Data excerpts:
- - - -
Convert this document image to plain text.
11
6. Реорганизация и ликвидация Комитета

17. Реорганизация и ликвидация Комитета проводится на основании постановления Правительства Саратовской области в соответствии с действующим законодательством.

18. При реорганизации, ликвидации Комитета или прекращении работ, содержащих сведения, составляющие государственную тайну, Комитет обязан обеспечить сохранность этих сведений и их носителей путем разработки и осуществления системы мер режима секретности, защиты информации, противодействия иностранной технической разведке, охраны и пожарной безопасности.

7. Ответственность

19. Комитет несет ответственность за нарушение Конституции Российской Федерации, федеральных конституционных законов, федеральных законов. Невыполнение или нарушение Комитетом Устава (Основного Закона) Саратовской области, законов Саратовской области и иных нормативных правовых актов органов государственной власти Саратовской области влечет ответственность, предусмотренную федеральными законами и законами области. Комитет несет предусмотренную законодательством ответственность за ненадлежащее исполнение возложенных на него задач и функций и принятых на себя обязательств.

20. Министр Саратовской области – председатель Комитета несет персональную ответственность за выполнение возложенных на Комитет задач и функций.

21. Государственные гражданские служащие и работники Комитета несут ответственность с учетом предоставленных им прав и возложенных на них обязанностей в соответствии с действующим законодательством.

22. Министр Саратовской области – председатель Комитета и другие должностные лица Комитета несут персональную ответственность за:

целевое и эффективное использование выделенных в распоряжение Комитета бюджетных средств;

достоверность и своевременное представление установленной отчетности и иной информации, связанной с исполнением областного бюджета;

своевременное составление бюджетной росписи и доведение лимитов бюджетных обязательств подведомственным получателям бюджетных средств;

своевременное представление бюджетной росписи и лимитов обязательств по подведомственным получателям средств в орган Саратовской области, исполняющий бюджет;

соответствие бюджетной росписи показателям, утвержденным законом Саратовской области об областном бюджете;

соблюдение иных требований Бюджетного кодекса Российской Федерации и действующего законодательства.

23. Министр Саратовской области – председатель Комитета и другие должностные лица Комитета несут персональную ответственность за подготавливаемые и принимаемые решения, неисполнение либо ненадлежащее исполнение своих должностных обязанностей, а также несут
- - - -
AIM OF THE TASK:
Word for word, write out the data.

THE COMPLETED TASK:
Convert this document image to plain text.
11
6. Реорганизация и ликвидация Комитета

17. Реорганизация и ликвидация Комитета проводится на основании постановления Правительства Саратовской области в соответствии с действующим законодательством.

18. При реорганизации, ликвидации Комитета или прекращении работ, содержащих сведения, составляющие государственную тайну, Комитет обязан обеспечить сохранность этих сведений и их носителей путем разработки и осуществления системы мер режима секретности, защиты информации, противодействия иностранной технической разведке, охраны и пожарной безопасности.

7. Ответственность

19. Комитет несет ответственность за нарушение Конституции Российской Федерации, федеральных конституционных законов, федеральных законов. Невыполнение или нарушение Комитетом Устава (Основного Закона) Саратовской области, законов Саратовской области и иных нормативных правовых актов органов государственной власти Саратовской области влечет ответственность, предусмотренную федеральными законами и законами области. Комитет несет предусмотренную законодательством ответственность за ненадлежащее исполнение возложенных на него задач и функций и принятых на себя обязательств.

20. Министр Саратовской области – председатель Комитета несет персональную ответственность за выполнение возложенных на Комитет задач и функций.

21. Государственные гражданские служащие и работники Комитета несут ответственность с учетом предоставленных им прав и возложенных на них обязанностей в соответствии с действующим законодательством.

22. Министр Саратовской области – председатель Комитета и другие должностные лица Комитета несут персональную ответственность за:

целевое и эффективное использование выделенных в распоряжение Комитета бюджетных средств;

достоверность и своевременное представление установленной отчетности и иной информации, связанной с исполнением областного бюджета;

своевременное составление бюджетной росписи и доведение лимитов бюджетных обязательств подведомственным получателям бюджетных средств;

своевременное представление бюджетной росписи и лимитов обязательств по подведомственным получателям средств в орган Саратовской области, исполняющий бюджет;

соответствие бюджетной росписи показателям, утвержденным законом Саратовской области об областном бюджете;

соблюдение иных требований Бюджетного кодекса Российской Федерации и действующего законодательства.

23. Министр Саратовской области – председатель Комитета и другие должностные лица Комитета несут персональную ответственность за подготавливаемые и принимаемые решения, неисполнение либо ненадлежащее исполнение своих должностных обязанностей, а также несут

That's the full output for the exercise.